- _Given exercise_
Pull out every line with the word "JSON".

- _Information shown_
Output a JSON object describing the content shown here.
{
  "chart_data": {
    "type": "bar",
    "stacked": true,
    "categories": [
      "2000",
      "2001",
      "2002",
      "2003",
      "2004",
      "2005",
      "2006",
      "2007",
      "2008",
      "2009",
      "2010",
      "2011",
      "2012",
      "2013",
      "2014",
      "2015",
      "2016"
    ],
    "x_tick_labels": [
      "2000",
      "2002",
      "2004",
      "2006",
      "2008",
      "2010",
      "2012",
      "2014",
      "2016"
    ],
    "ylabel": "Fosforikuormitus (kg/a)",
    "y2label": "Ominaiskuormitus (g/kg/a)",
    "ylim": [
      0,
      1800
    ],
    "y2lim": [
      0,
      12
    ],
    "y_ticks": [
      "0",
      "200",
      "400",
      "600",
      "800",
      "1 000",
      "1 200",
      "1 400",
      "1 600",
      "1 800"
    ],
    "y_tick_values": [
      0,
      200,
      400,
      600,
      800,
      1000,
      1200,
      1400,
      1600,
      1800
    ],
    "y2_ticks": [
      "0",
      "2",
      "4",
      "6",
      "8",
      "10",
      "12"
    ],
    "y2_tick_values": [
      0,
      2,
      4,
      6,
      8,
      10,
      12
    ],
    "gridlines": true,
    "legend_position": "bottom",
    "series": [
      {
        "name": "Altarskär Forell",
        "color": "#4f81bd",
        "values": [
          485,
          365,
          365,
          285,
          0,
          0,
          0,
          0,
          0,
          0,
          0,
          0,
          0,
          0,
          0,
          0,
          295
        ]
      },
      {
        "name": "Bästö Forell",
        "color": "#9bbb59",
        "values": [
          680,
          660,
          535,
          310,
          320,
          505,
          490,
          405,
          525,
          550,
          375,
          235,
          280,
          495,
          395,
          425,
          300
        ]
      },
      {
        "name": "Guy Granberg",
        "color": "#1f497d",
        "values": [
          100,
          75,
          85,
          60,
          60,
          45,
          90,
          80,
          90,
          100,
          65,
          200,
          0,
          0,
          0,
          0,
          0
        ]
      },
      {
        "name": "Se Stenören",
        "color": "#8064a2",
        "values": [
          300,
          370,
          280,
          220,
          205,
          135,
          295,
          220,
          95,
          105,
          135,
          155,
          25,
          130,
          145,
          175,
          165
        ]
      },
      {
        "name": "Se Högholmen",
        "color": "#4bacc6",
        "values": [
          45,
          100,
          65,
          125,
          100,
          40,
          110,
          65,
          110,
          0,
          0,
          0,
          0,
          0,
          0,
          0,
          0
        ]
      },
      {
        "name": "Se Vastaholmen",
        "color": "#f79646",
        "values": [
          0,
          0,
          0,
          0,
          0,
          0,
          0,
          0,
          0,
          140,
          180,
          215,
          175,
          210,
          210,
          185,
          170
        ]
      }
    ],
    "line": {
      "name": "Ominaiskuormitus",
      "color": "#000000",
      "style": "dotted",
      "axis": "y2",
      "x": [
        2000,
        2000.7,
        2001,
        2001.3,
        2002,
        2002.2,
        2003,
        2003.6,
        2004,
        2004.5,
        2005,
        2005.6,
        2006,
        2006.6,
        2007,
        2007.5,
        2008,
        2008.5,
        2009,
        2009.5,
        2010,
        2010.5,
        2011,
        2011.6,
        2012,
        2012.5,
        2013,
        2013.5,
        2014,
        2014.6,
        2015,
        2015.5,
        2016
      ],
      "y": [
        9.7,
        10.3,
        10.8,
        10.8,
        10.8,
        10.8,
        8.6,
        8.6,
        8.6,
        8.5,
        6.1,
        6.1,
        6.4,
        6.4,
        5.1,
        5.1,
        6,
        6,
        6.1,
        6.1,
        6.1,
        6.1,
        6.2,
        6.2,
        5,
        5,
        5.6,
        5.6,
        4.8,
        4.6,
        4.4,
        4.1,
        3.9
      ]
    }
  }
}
---
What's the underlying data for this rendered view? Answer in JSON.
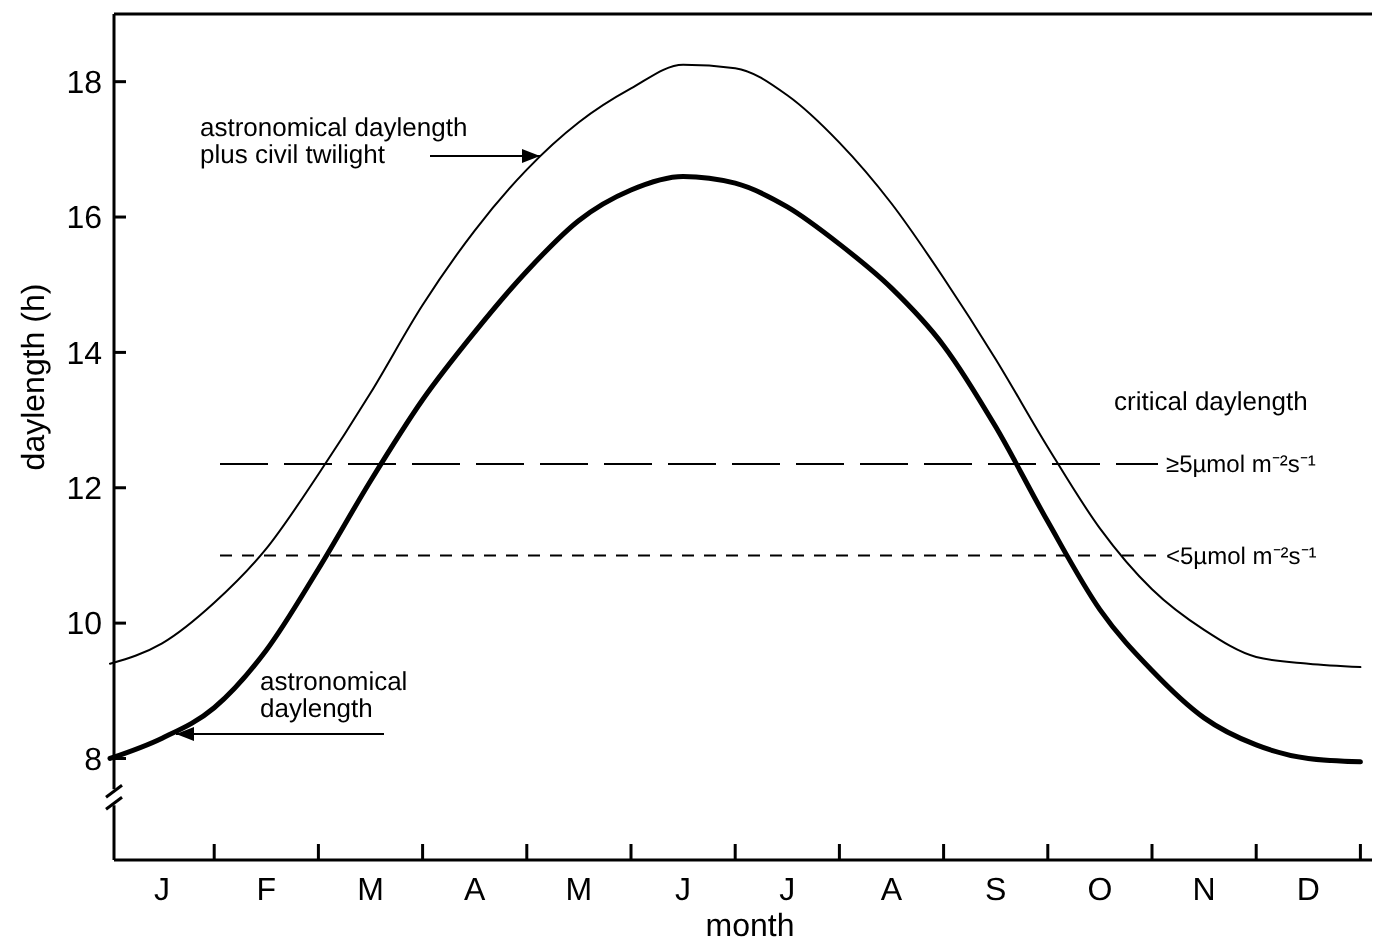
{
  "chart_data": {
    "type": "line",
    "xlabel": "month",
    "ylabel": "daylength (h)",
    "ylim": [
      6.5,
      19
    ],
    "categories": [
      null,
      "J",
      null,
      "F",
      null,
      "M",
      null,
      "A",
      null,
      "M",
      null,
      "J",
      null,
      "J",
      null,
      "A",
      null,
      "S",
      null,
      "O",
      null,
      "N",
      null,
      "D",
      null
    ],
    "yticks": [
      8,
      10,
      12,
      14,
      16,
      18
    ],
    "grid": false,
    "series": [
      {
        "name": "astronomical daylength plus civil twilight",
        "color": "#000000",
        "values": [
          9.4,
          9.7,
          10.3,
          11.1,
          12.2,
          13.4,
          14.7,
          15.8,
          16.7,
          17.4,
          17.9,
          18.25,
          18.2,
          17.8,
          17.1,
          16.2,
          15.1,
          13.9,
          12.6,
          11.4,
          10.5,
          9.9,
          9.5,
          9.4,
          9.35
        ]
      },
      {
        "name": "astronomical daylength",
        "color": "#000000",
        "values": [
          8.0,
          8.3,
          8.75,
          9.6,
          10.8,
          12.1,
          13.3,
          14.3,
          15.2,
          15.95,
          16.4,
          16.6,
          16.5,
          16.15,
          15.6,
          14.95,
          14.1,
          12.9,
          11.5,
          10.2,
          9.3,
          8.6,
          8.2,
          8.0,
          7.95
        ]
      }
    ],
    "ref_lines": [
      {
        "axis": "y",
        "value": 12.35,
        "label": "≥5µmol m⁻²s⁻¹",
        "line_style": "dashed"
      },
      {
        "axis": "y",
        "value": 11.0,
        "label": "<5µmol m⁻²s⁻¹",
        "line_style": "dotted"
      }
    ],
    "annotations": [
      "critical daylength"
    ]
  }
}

- _Exercise solution_
Output a JSON object describing the content shown here.
What's the underlying data for this rendered view? Answer in JSON.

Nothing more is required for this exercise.